**EXERCISE BRIEF**
Your task is to tally the lines of the listing containing the word "document" and report the figure alone.

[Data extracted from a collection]
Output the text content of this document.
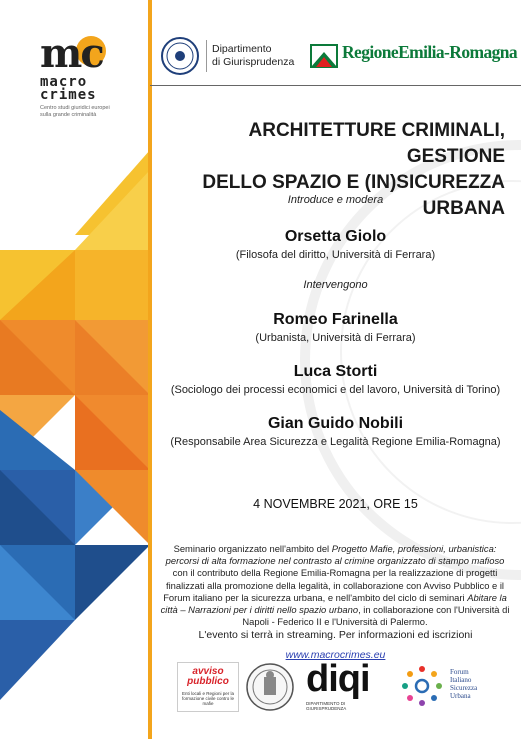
mc
macro
crimes
Centro studi giuridici europei sulla grande criminalità
Dipartimento
di Giurisprudenza	RegioneEmilia-Romagna
ARCHITETTURE CRIMINALI, GESTIONE
DELLO SPAZIO E (IN)SICUREZZA URBANA
Introduce e modera
Orsetta Giolo
(Filosofa del diritto, Università di Ferrara)
Intervengono
Romeo Farinella
(Urbanista, Università di Ferrara)
Luca Storti
(Sociologo dei processi economici e del lavoro, Università di Torino)
Gian Guido Nobili
(Responsabile Area Sicurezza e Legalità Regione Emilia-Romagna)
4 NOVEMBRE 2021, ORE 15
Seminario organizzato nell'ambito del Progetto Mafie, professioni, urbanistica: percorsi di alta formazione nel contrasto al crimine organizzato di stampo mafioso con il contributo della Regione Emilia-Romagna per la realizzazione di progetti finalizzati alla promozione della legalità, in collaborazione con Avviso Pubblico e il Forum italiano per la sicurezza urbana, e nell'ambito del ciclo di seminari Abitare la città – Narrazioni per i diritti nello spazio urbano, in collaborazione con l'Università di Napoli - Federico II e l'Università di Palermo.
L'evento si terrà in streaming. Per informazioni ed iscrizioni
www.macrocrimes.eu
avviso pubblico
Enti locali e Regioni per la formazione civile contro le mafie
diqi
DIPARTIMENTO DI GIURISPRUDENZA
Forum
Italiano
Sicurezza
Urbana
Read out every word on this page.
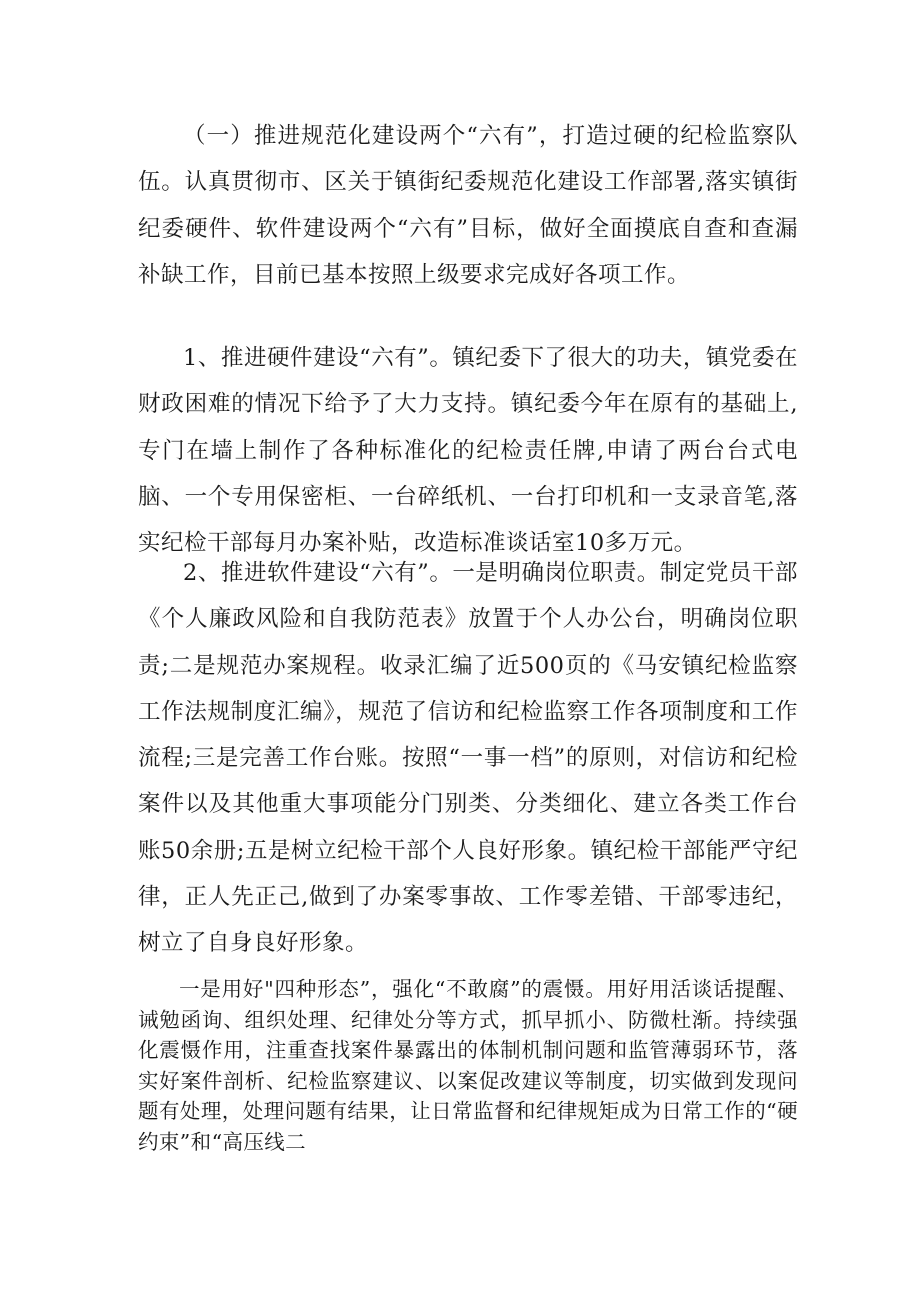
（一）推进规范化建设两个“六有”，打造过硬的纪检监察队伍。认真贯彻市、区关于镇街纪委规范化建设工作部署,落实镇街纪委硬件、软件建设两个“六有”目标，做好全面摸底自查和查漏补缺工作，目前已基本按照上级要求完成好各项工作。

1、推进硬件建设“六有”。镇纪委下了很大的功夫，镇党委在财政困难的情况下给予了大力支持。镇纪委今年在原有的基础上,专门在墙上制作了各种标准化的纪检责任牌,申请了两台台式电脑、一个专用保密柜、一台碎纸机、一台打印机和一支录音笔,落实纪检干部每月办案补贴，改造标准谈话室10多万元。

2、推进软件建设“六有”。一是明确岗位职责。制定党员干部《个人廉政风险和自我防范表》放置于个人办公台，明确岗位职责;二是规范办案规程。收录汇编了近500页的《马安镇纪检监察工作法规制度汇编》，规范了信访和纪检监察工作各项制度和工作流程;三是完善工作台账。按照“一事一档”的原则，对信访和纪检案件以及其他重大事项能分门别类、分类细化、建立各类工作台账50余册;五是树立纪检干部个人良好形象。镇纪检干部能严守纪律，正人先正己,做到了办案零事故、工作零差错、干部零违纪，树立了自身良好形象。

一是用好"四种形态”，强化“不敢腐”的震慑。用好用活谈话提醒、诫勉函询、组织处理、纪律处分等方式，抓早抓小、防微杜渐。持续强化震慑作用，注重查找案件暴露出的体制机制问题和监管薄弱环节，落实好案件剖析、纪检监察建议、以案促改建议等制度，切实做到发现问题有处理，处理问题有结果，让日常监督和纪律规矩成为日常工作的“硬约束”和“高压线二
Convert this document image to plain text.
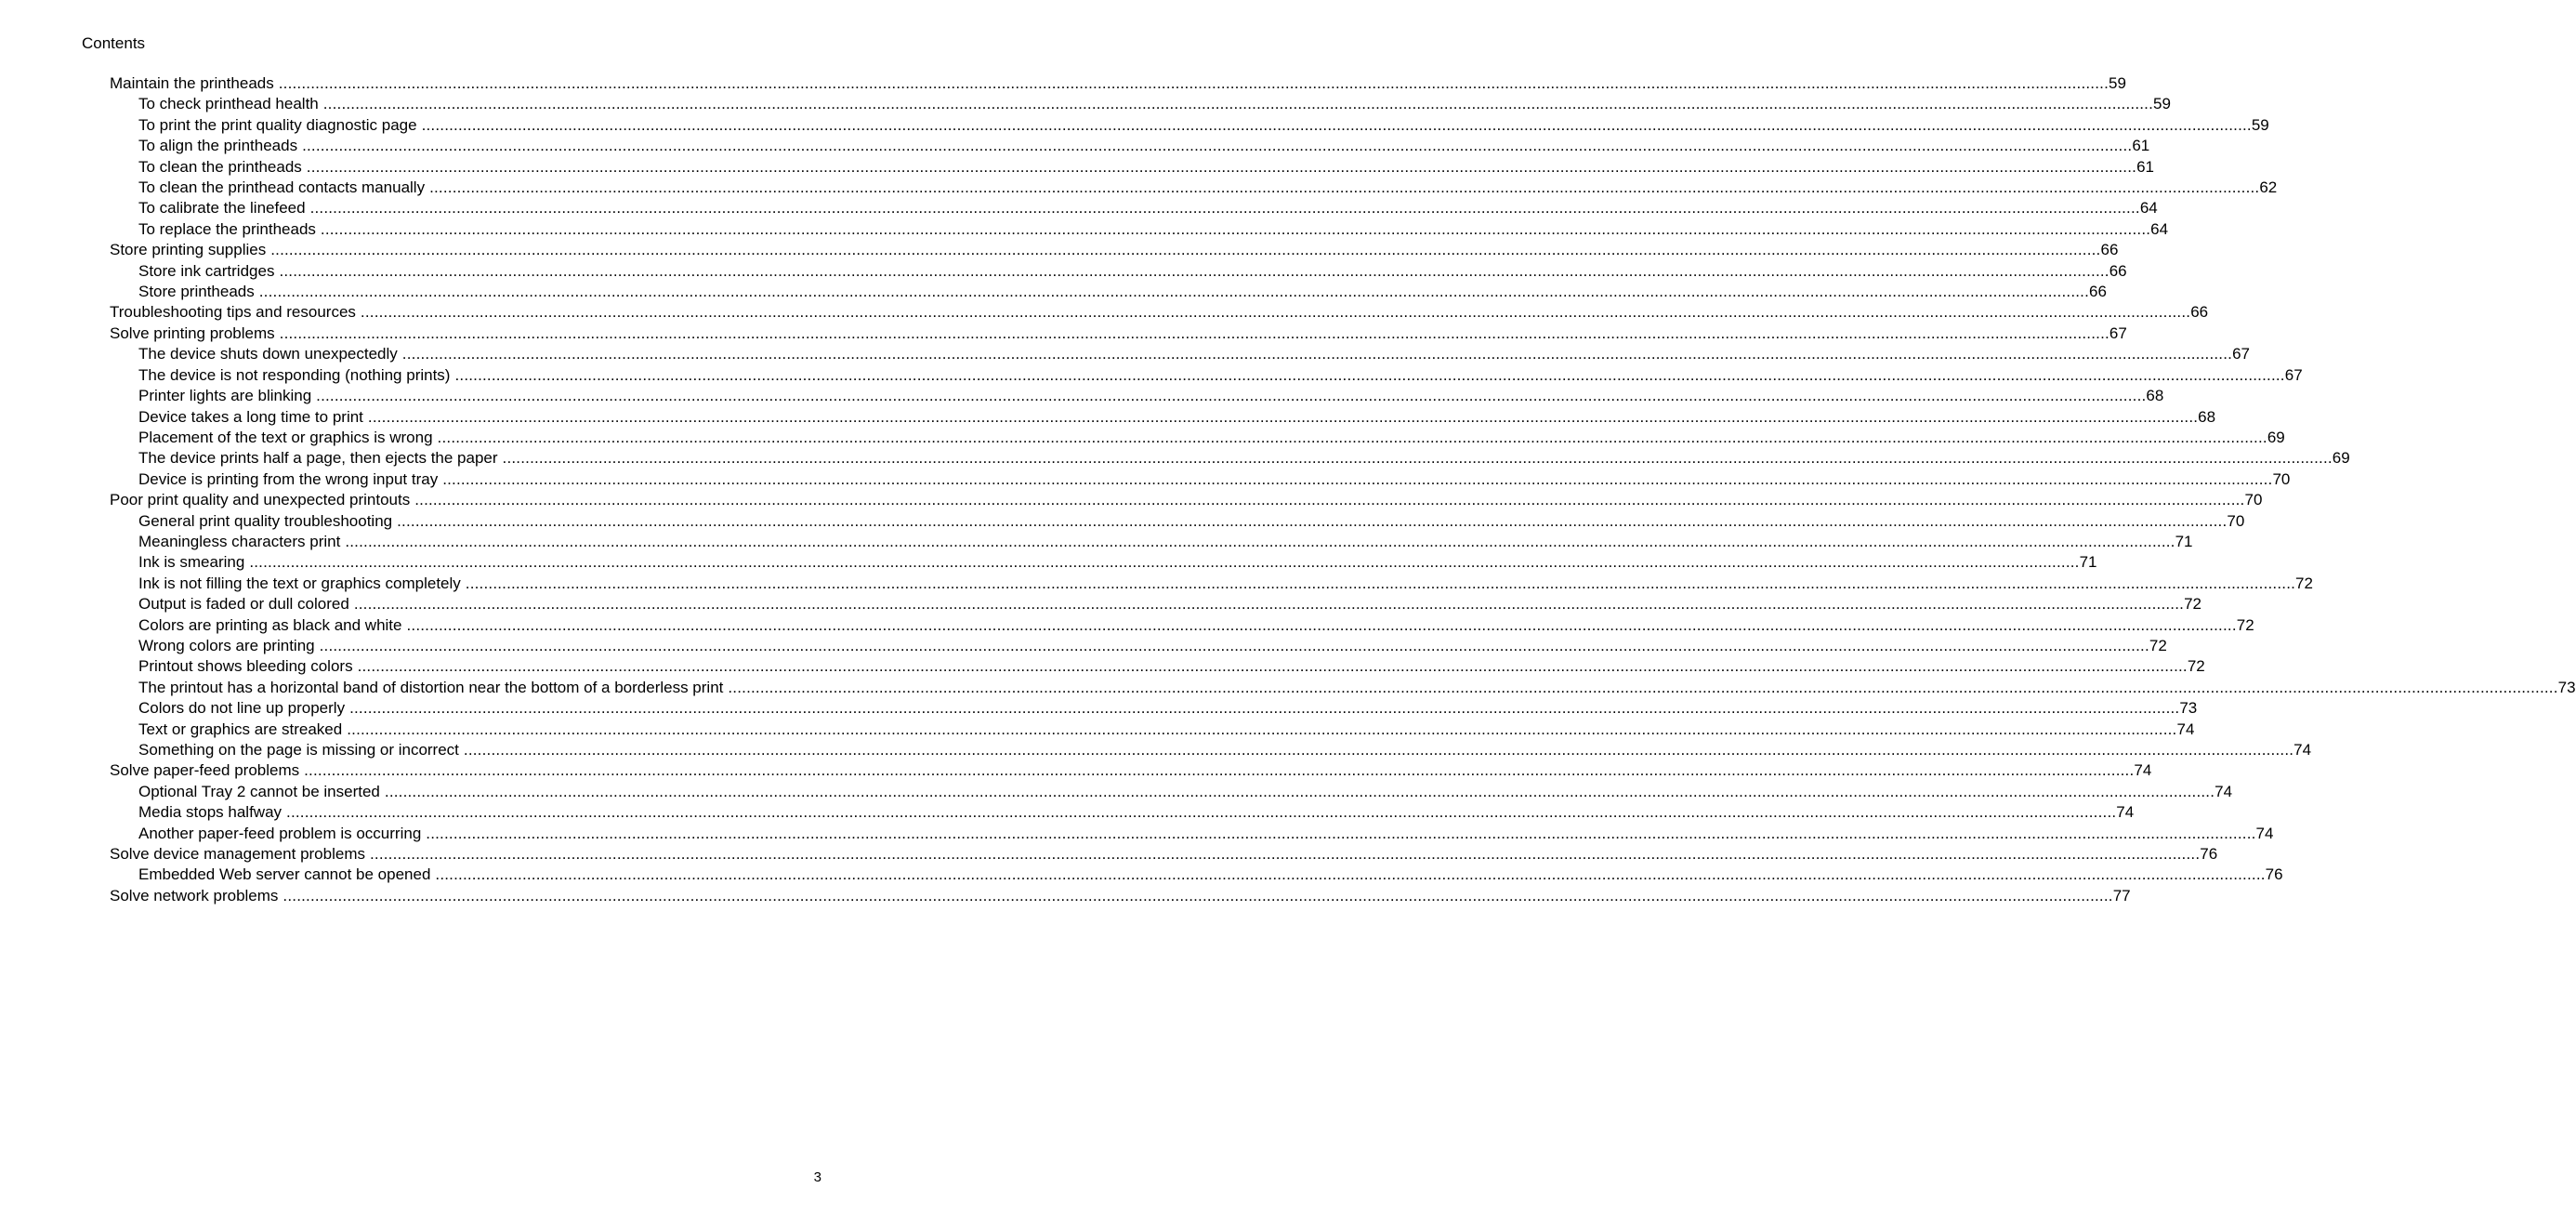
Contents
Maintain the printheads ................................................................................................................................................................................................................................................................................................................................................................................................................ 59
To check printhead health ................................................................................................................................................................................................................................................................................................................................................................................................................ 59
To print the print quality diagnostic page ................................................................................................................................................................................................................................................................................................................................................................................................................ 59
To align the printheads ................................................................................................................................................................................................................................................................................................................................................................................................................ 61
To clean the printheads ................................................................................................................................................................................................................................................................................................................................................................................................................ 61
To clean the printhead contacts manually ................................................................................................................................................................................................................................................................................................................................................................................................................ 62
To calibrate the linefeed ................................................................................................................................................................................................................................................................................................................................................................................................................ 64
To replace the printheads ................................................................................................................................................................................................................................................................................................................................................................................................................ 64
Store printing supplies ................................................................................................................................................................................................................................................................................................................................................................................................................ 66
Store ink cartridges ................................................................................................................................................................................................................................................................................................................................................................................................................ 66
Store printheads ................................................................................................................................................................................................................................................................................................................................................................................................................ 66
Troubleshooting tips and resources ................................................................................................................................................................................................................................................................................................................................................................................................................ 66
Solve printing problems ................................................................................................................................................................................................................................................................................................................................................................................................................ 67
The device shuts down unexpectedly ................................................................................................................................................................................................................................................................................................................................................................................................................ 67
The device is not responding (nothing prints) ................................................................................................................................................................................................................................................................................................................................................................................................................ 67
Printer lights are blinking ................................................................................................................................................................................................................................................................................................................................................................................................................ 68
Device takes a long time to print ................................................................................................................................................................................................................................................................................................................................................................................................................ 68
Placement of the text or graphics is wrong ................................................................................................................................................................................................................................................................................................................................................................................................................ 69
The device prints half a page, then ejects the paper ................................................................................................................................................................................................................................................................................................................................................................................................................ 69
Device is printing from the wrong input tray ................................................................................................................................................................................................................................................................................................................................................................................................................ 70
Poor print quality and unexpected printouts ................................................................................................................................................................................................................................................................................................................................................................................................................ 70
General print quality troubleshooting ................................................................................................................................................................................................................................................................................................................................................................................................................ 70
Meaningless characters print ................................................................................................................................................................................................................................................................................................................................................................................................................ 71
Ink is smearing ................................................................................................................................................................................................................................................................................................................................................................................................................ 71
Ink is not filling the text or graphics completely ................................................................................................................................................................................................................................................................................................................................................................................................................ 72
Output is faded or dull colored ................................................................................................................................................................................................................................................................................................................................................................................................................ 72
Colors are printing as black and white ................................................................................................................................................................................................................................................................................................................................................................................................................ 72
Wrong colors are printing ................................................................................................................................................................................................................................................................................................................................................................................................................ 72
Printout shows bleeding colors ................................................................................................................................................................................................................................................................................................................................................................................................................ 72
The printout has a horizontal band of distortion near the bottom of a borderless print ................................................................................................................................................................................................................................................................................................................................................................................................................ 73
Colors do not line up properly ................................................................................................................................................................................................................................................................................................................................................................................................................ 73
Text or graphics are streaked ................................................................................................................................................................................................................................................................................................................................................................................................................ 74
Something on the page is missing or incorrect ................................................................................................................................................................................................................................................................................................................................................................................................................ 74
Solve paper-feed problems ................................................................................................................................................................................................................................................................................................................................................................................................................ 74
Optional Tray 2 cannot be inserted ................................................................................................................................................................................................................................................................................................................................................................................................................ 74
Media stops halfway ................................................................................................................................................................................................................................................................................................................................................................................................................ 74
Another paper-feed problem is occurring ................................................................................................................................................................................................................................................................................................................................................................................................................ 74
Solve device management problems ................................................................................................................................................................................................................................................................................................................................................................................................................ 76
Embedded Web server cannot be opened ................................................................................................................................................................................................................................................................................................................................................................................................................ 76
Solve network problems ................................................................................................................................................................................................................................................................................................................................................................................................................ 77
3
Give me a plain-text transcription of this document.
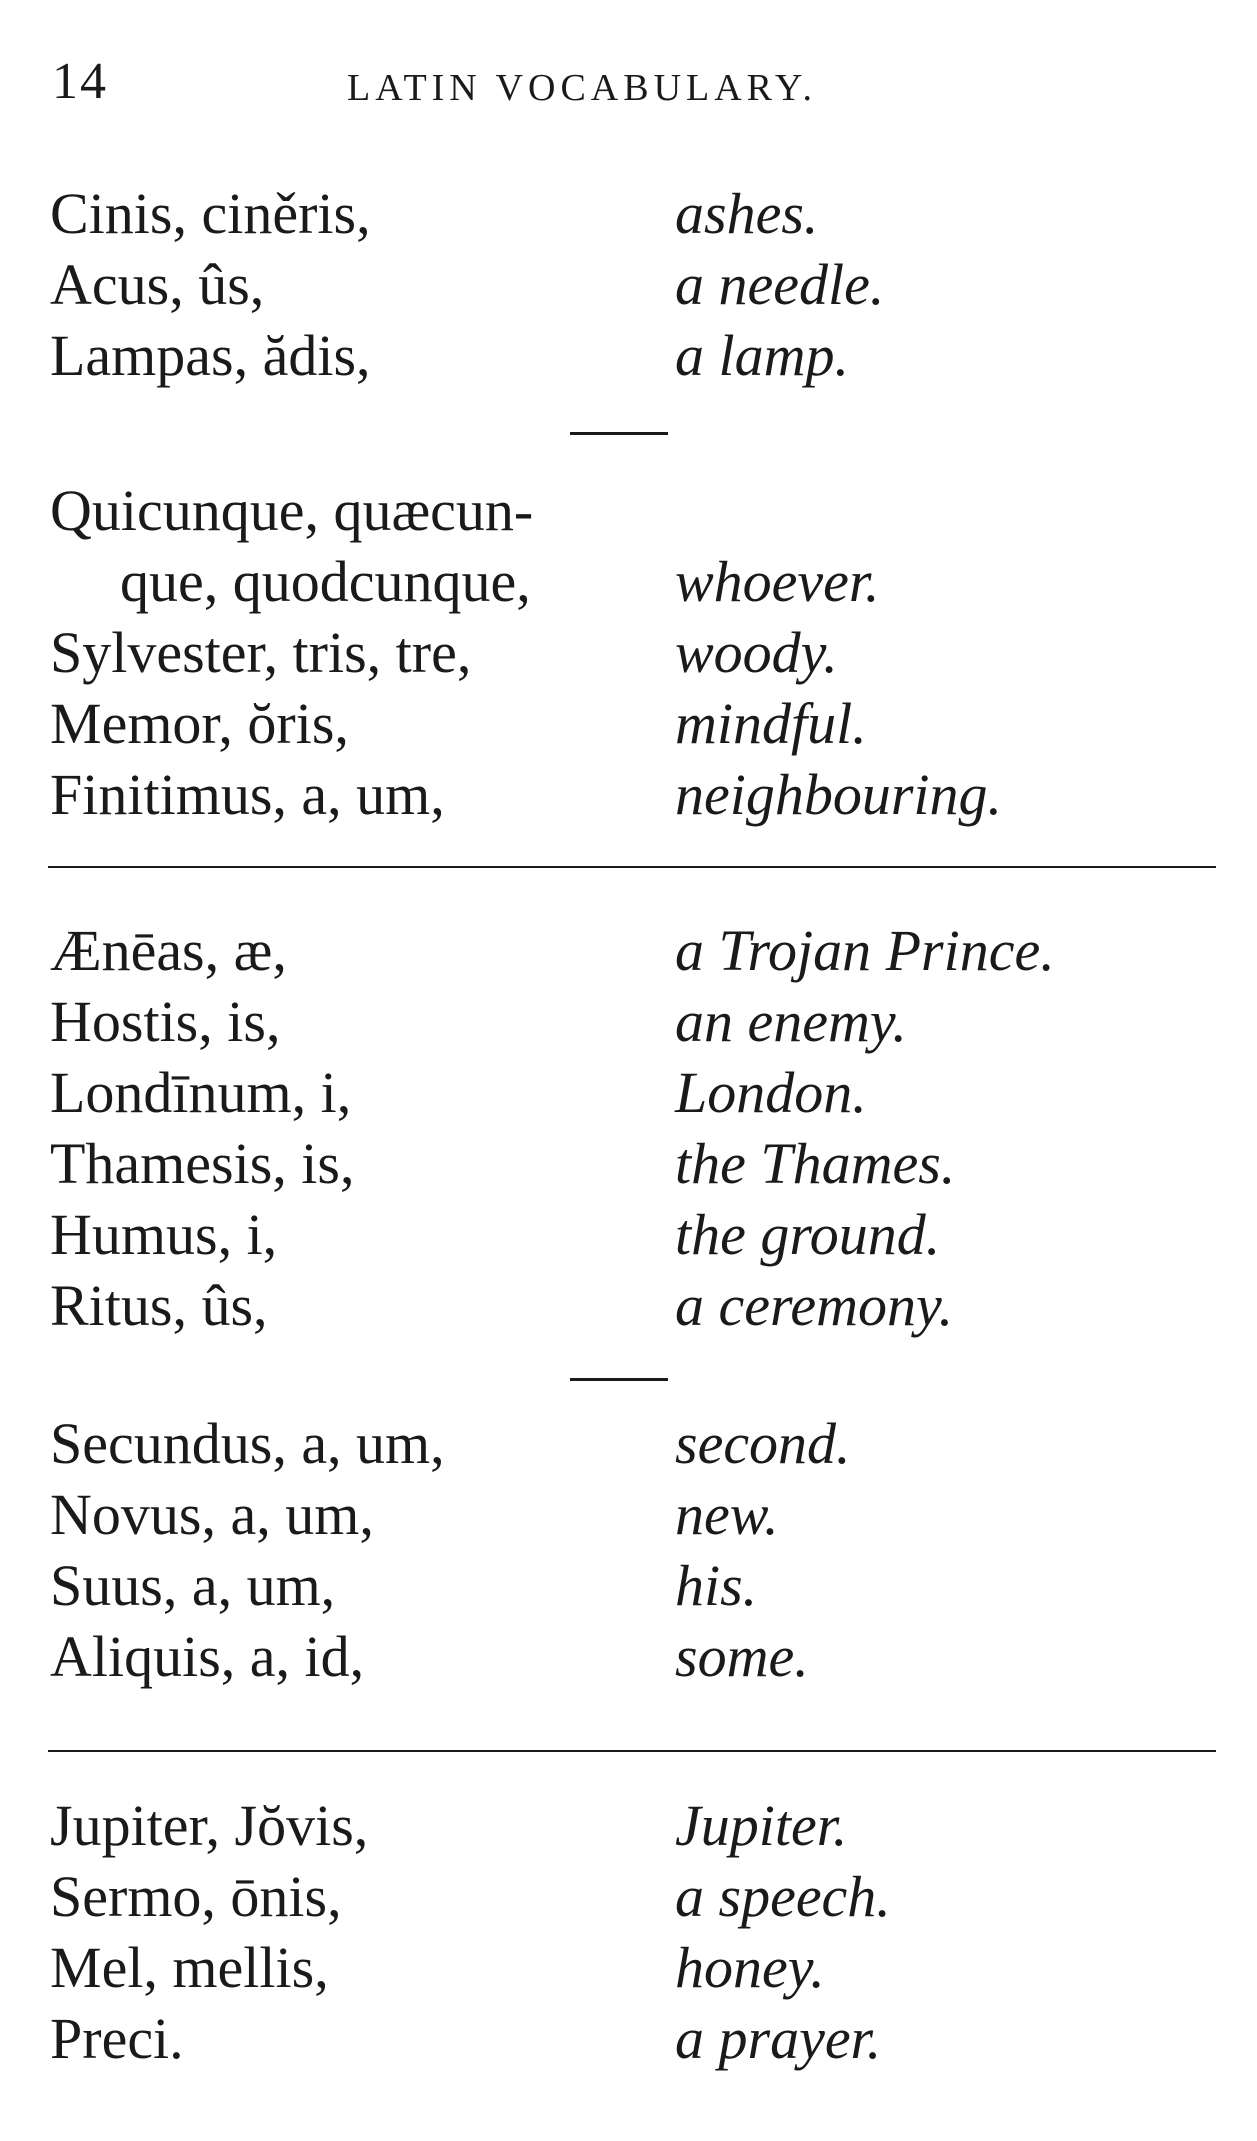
14	LATIN VOCABULARY.
Cinis, ciněris,	ashes.
Acus, ûs,	a needle.
Lampas, ădis,	a lamp.
Quicunque, quæcun-
que, quodcunque, whoever.
Sylvester, tris, tre,	woody.
Memor, ŏris,	mindful.
Finitimus, a, um,	neighbouring.
Ænēas, æ,	a Trojan Prince.
Hostis, is,	an enemy.
Londīnum, i,	London.
Thamesis, is,	the Thames.
Humus, i,	the ground.
Ritus, ûs,	a ceremony.
Secundus, a, um,	second.
Novus, a, um,	new.
Suus, a, um,	his.
Aliquis, a, id,	some.
Jupiter, Jŏvis,	Jupiter.
Sermo, ōnis,	a speech.
Mel, mellis,	honey.
Preci.	a prayer.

**EXERCISE OUTPUT**
3